● **Material supplied**

►

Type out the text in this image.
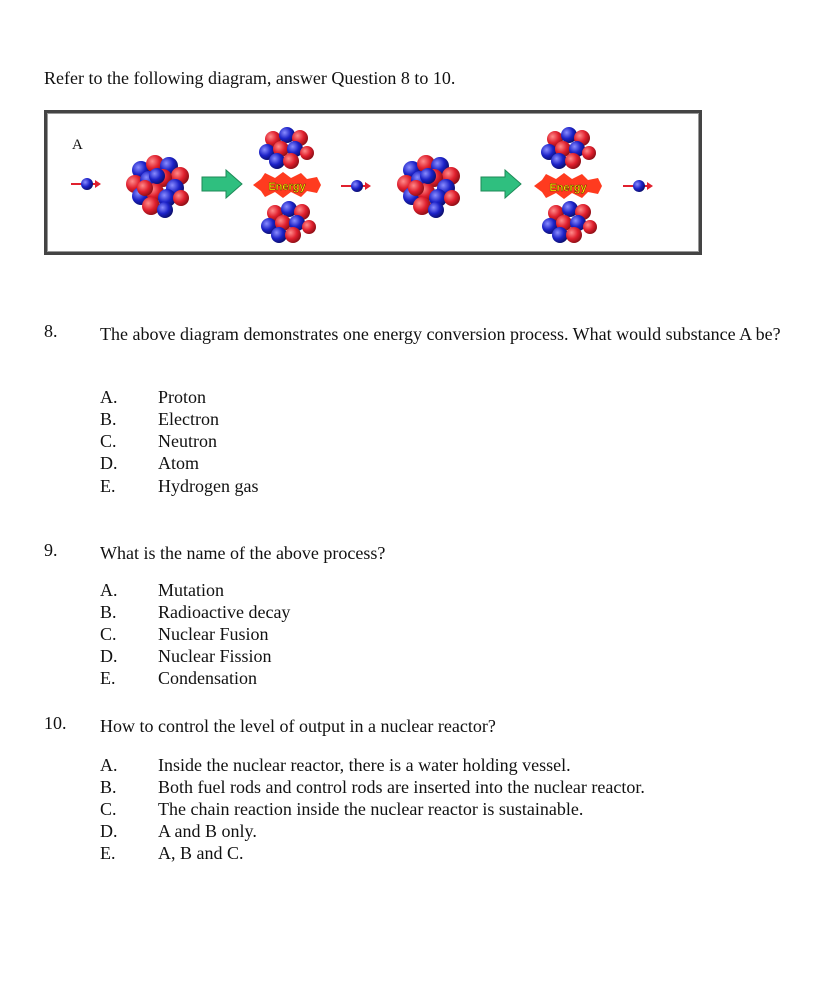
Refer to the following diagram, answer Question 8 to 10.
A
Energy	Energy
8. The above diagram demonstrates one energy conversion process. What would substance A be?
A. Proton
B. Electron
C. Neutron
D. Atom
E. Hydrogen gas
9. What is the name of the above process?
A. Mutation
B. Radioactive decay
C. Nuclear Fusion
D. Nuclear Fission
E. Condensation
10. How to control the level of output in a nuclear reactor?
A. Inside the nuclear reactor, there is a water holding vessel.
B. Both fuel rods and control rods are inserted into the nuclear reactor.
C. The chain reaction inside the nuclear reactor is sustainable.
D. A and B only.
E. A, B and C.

◄
►

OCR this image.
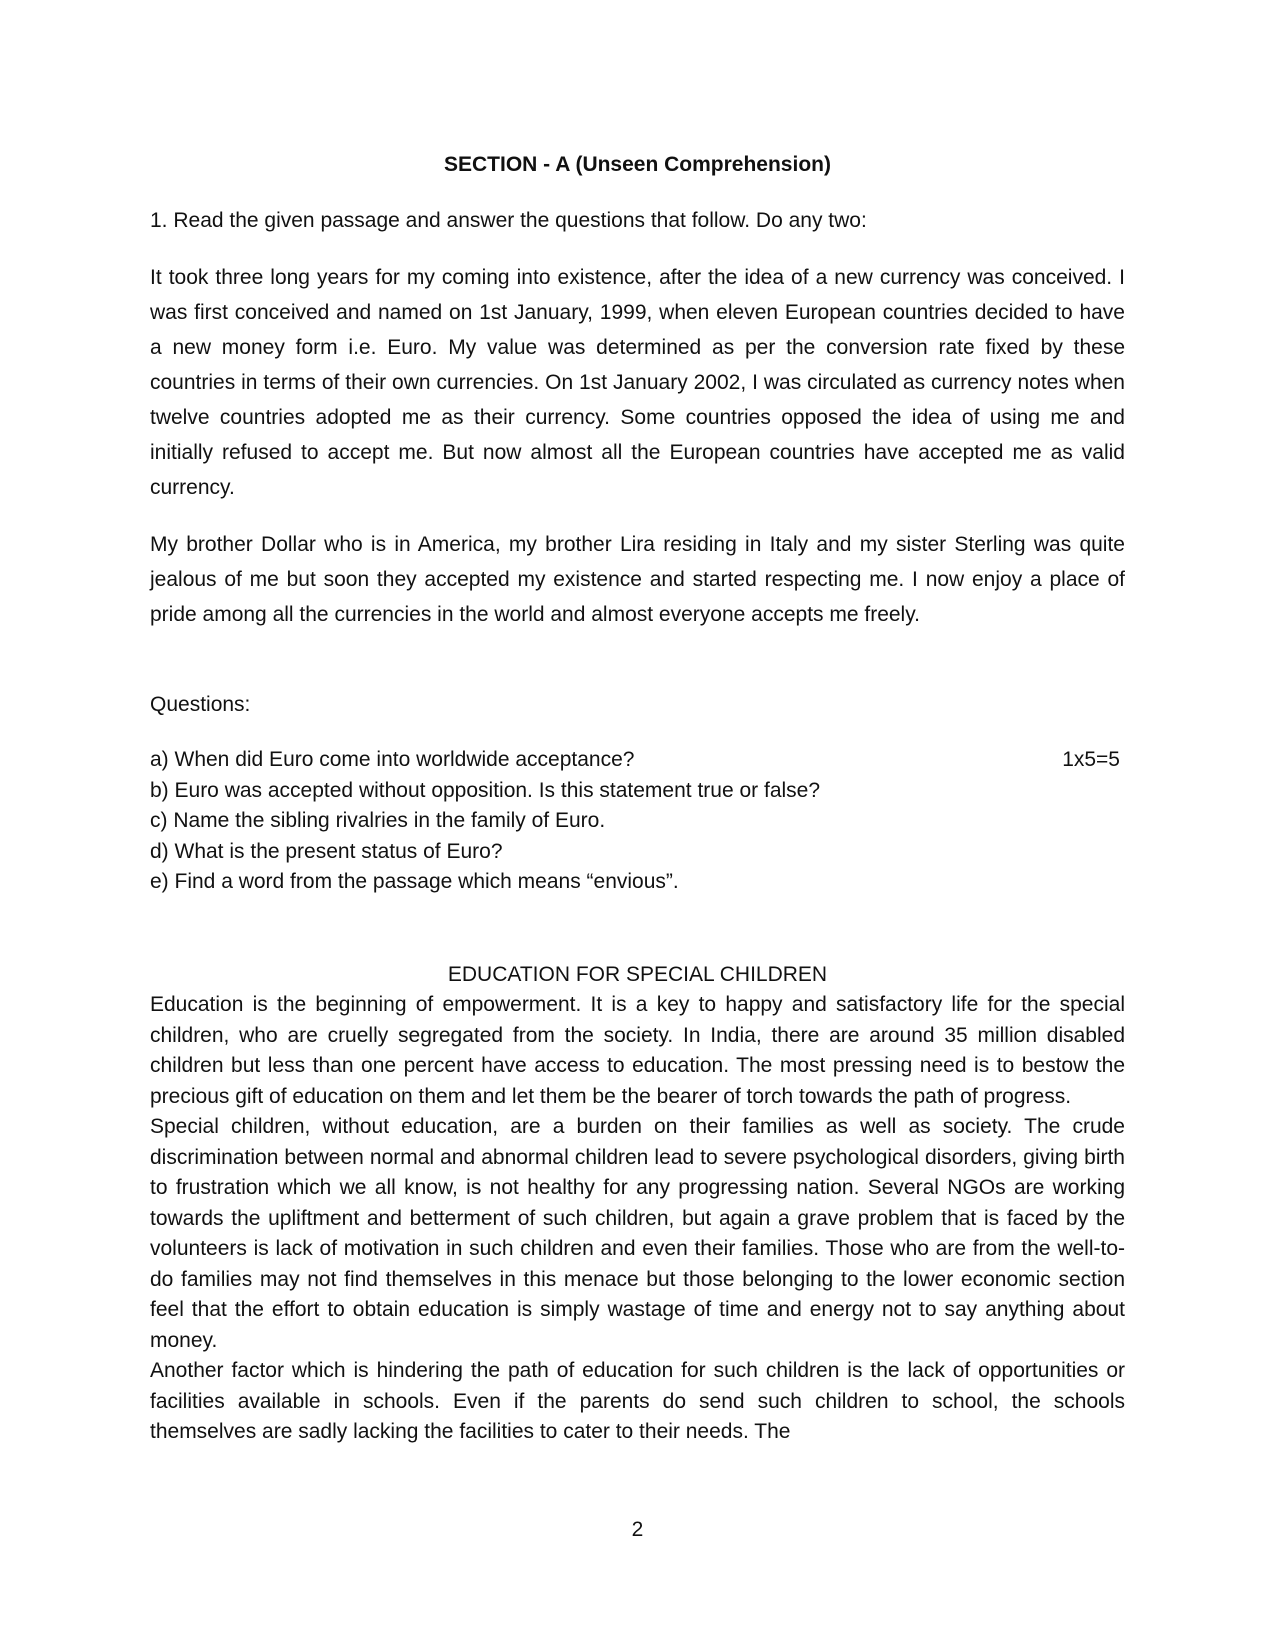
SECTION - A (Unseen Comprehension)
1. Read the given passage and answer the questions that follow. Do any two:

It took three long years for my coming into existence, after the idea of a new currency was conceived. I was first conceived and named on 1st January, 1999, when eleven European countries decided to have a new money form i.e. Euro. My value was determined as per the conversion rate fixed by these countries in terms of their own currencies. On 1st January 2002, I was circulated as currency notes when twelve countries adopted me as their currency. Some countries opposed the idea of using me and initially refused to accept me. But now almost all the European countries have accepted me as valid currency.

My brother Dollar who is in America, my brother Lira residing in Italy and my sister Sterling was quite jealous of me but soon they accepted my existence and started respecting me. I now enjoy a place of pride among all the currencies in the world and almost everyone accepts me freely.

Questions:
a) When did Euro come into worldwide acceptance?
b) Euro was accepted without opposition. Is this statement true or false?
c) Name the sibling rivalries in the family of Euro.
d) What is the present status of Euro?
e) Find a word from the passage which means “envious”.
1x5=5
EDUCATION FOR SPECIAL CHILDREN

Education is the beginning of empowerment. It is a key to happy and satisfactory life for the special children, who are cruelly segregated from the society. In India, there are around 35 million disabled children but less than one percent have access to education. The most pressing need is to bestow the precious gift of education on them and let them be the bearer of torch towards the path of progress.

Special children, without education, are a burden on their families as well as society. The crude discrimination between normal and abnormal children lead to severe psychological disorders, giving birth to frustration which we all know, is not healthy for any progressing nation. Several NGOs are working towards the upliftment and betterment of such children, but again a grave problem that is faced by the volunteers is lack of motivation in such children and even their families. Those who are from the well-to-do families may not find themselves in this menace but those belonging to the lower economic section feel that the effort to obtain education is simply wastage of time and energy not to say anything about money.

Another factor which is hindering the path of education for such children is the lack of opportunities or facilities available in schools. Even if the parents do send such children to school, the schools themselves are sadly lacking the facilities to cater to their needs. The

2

◄

● **Problem to solve**
Work through the listing above and report how many lines include the string "control", with no other text.

● **Result of the exercise**
2